(Figure content listings)

──────

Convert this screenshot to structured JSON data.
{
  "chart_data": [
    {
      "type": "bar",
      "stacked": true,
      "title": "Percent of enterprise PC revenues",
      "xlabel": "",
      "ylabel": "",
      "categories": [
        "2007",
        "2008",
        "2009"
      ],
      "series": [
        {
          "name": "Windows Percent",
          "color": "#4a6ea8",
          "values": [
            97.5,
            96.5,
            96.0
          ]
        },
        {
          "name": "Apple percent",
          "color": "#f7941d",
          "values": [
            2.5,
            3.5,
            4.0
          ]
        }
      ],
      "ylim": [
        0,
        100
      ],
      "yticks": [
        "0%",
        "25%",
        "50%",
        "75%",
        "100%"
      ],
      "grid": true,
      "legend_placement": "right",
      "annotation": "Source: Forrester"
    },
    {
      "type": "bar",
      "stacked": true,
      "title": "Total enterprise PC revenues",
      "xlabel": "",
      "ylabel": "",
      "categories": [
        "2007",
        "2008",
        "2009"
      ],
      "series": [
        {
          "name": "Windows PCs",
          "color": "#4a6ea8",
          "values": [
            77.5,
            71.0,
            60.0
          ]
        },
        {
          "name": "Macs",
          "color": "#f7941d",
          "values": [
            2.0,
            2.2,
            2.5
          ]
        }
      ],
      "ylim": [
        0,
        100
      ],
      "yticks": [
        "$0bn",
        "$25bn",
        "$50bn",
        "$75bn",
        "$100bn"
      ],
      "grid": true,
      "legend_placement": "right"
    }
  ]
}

──────

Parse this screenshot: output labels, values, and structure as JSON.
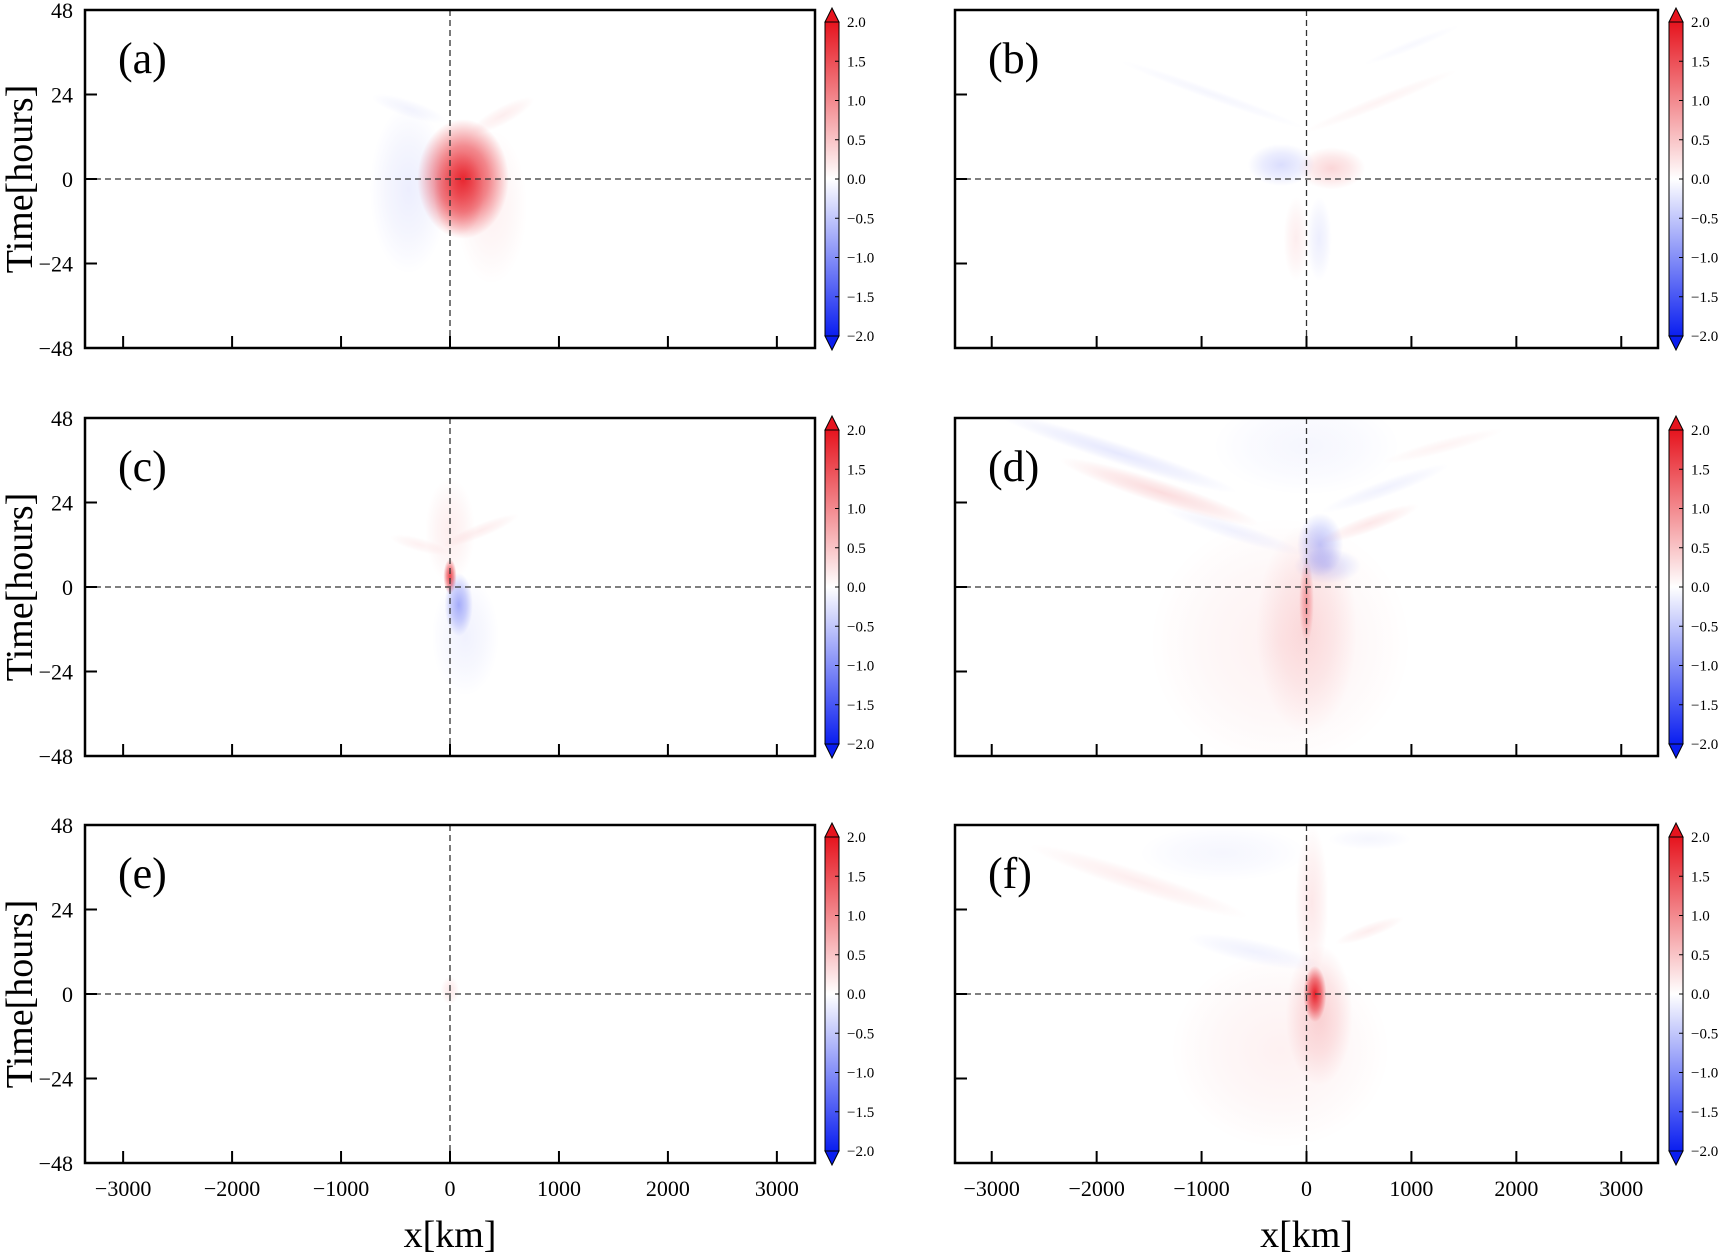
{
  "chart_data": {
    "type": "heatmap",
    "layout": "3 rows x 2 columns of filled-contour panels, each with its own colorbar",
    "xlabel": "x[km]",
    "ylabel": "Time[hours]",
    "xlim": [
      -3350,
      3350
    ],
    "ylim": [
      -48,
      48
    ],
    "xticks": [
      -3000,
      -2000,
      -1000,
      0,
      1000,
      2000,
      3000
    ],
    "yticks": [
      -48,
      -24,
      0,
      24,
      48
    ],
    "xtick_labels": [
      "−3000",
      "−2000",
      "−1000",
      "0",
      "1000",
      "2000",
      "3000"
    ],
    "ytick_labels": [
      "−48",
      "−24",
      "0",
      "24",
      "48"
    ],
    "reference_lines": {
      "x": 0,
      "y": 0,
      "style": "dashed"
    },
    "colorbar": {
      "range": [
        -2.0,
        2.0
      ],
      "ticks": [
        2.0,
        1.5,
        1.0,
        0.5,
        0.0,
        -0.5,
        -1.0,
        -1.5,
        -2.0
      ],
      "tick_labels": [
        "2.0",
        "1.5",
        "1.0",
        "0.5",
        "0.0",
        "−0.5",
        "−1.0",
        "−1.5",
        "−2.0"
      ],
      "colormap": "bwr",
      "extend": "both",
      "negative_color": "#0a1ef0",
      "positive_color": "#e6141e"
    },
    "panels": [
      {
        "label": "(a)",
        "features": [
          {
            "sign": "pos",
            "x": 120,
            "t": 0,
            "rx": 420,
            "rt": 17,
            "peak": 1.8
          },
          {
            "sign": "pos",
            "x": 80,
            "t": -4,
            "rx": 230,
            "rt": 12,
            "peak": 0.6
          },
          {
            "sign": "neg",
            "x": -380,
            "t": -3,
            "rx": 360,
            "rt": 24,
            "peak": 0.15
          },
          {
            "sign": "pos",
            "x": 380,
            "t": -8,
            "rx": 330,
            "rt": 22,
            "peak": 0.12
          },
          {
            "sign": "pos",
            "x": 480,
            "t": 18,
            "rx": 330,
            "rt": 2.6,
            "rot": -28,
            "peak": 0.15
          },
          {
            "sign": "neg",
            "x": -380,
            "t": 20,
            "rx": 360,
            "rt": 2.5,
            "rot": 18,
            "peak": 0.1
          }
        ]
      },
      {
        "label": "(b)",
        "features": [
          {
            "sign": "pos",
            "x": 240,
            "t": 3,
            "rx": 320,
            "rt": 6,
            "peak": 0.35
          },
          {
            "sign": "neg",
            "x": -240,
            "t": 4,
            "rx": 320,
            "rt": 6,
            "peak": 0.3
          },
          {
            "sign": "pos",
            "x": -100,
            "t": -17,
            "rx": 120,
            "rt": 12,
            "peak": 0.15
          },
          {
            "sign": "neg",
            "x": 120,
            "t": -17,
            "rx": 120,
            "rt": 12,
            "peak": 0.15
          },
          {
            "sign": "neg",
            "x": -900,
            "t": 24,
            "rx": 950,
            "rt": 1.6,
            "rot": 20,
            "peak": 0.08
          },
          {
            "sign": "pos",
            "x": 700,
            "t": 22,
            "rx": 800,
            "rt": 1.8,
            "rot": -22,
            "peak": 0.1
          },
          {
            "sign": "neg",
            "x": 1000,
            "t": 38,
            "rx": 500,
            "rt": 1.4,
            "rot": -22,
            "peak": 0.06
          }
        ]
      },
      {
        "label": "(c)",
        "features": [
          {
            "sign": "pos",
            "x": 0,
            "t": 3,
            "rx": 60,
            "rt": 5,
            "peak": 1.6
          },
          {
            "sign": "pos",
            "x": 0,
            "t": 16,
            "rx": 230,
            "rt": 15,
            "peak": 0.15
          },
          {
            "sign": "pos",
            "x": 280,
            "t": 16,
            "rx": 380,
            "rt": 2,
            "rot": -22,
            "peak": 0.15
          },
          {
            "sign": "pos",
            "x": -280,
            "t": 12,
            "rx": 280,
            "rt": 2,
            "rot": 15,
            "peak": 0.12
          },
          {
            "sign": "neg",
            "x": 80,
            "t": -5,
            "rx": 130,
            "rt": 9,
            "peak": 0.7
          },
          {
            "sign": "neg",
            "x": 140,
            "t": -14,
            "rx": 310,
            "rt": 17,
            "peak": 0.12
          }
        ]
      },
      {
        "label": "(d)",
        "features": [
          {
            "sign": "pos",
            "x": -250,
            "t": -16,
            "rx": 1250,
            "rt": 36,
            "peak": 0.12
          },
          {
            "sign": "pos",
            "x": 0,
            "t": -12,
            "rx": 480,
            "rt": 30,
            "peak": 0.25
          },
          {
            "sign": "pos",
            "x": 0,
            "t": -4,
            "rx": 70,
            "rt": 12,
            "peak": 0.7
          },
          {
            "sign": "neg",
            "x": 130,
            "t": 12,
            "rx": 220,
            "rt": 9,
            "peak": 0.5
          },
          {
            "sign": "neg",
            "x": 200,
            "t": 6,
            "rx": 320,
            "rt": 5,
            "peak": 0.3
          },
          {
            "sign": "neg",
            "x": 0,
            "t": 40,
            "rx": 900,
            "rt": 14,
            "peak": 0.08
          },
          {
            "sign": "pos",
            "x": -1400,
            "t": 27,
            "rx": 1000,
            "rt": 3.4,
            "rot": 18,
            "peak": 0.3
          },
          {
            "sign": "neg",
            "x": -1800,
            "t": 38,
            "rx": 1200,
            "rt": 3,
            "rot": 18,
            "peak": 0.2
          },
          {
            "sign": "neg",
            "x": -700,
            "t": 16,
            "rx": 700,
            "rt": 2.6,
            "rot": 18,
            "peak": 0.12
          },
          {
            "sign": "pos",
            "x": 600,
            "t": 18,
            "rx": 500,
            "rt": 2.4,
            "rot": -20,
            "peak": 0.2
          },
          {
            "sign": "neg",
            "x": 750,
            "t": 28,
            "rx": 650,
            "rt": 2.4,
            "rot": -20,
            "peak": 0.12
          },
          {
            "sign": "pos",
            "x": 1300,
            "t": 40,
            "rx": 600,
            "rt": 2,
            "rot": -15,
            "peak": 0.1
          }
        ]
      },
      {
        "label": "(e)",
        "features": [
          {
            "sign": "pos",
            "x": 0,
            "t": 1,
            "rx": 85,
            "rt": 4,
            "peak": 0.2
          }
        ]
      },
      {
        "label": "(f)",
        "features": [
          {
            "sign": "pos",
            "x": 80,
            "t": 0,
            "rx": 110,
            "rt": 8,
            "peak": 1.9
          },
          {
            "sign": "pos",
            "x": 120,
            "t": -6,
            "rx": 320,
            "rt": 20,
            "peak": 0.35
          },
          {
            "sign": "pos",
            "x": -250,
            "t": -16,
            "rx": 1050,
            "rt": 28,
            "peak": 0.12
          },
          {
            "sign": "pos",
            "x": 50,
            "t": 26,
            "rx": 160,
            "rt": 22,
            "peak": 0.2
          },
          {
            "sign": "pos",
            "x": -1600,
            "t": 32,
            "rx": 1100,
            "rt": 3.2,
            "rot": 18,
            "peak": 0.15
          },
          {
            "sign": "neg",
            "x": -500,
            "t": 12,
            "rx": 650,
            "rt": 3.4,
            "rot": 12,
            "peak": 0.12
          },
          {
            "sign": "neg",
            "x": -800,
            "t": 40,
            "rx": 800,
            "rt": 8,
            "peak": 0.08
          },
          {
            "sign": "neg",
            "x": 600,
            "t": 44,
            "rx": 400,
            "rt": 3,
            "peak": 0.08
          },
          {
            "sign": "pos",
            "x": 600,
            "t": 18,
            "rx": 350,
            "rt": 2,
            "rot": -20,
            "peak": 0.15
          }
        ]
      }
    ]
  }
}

──────

_Set exercise_:
Scan the material for lines with the word "title", and copy each line you find.

_Written response_:
      "title": "Percent of enterprise PC revenues",
      "title": "Total enterprise PC revenues",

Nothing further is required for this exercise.